- DIRECTIONS FOR THIS TASK
Write out all the data again, exactly as it stands.

- Extracted data entries
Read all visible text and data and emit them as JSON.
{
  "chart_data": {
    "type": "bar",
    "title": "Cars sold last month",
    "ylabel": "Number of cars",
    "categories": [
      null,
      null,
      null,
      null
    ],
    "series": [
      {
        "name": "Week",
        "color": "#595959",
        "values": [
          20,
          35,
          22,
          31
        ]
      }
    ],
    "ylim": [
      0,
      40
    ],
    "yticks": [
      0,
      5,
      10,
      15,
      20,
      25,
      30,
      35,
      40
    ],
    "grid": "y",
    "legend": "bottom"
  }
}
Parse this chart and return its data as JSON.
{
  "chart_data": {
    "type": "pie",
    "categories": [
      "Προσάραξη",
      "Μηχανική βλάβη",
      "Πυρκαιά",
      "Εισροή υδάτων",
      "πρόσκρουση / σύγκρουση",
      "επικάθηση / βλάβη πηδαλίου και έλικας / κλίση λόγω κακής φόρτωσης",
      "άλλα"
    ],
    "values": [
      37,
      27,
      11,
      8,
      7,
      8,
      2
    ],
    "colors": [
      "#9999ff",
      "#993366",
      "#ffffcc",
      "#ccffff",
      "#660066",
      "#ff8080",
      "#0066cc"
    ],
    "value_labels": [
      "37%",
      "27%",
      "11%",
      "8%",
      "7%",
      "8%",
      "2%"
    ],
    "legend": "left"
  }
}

- EXERCISE ANSWER
Read all visible text and data and emit them as JSON.
{
  "chart_data": {
    "type": "bar",
    "title": "Cars sold last month",
    "ylabel": "Number of cars",
    "categories": [
      null,
      null,
      null,
      null
    ],
    "series": [
      {
        "name": "Week",
        "color": "#595959",
        "values": [
          20,
          35,
          22,
          31
        ]
      }
    ],
    "ylim": [
      0,
      40
    ],
    "yticks": [
      0,
      5,
      10,
      15,
      20,
      25,
      30,
      35,
      40
    ],
    "grid": "y",
    "legend": "bottom"
  }
}
Parse this chart and return its data as JSON.
{
  "chart_data": {
    "type": "pie",
    "categories": [
      "Προσάραξη",
      "Μηχανική βλάβη",
      "Πυρκαιά",
      "Εισροή υδάτων",
      "πρόσκρουση / σύγκρουση",
      "επικάθηση / βλάβη πηδαλίου και έλικας / κλίση λόγω κακής φόρτωσης",
      "άλλα"
    ],
    "values": [
      37,
      27,
      11,
      8,
      7,
      8,
      2
    ],
    "colors": [
      "#9999ff",
      "#993366",
      "#ffffcc",
      "#ccffff",
      "#660066",
      "#ff8080",
      "#0066cc"
    ],
    "value_labels": [
      "37%",
      "27%",
      "11%",
      "8%",
      "7%",
      "8%",
      "2%"
    ],
    "legend": "left"
  }
}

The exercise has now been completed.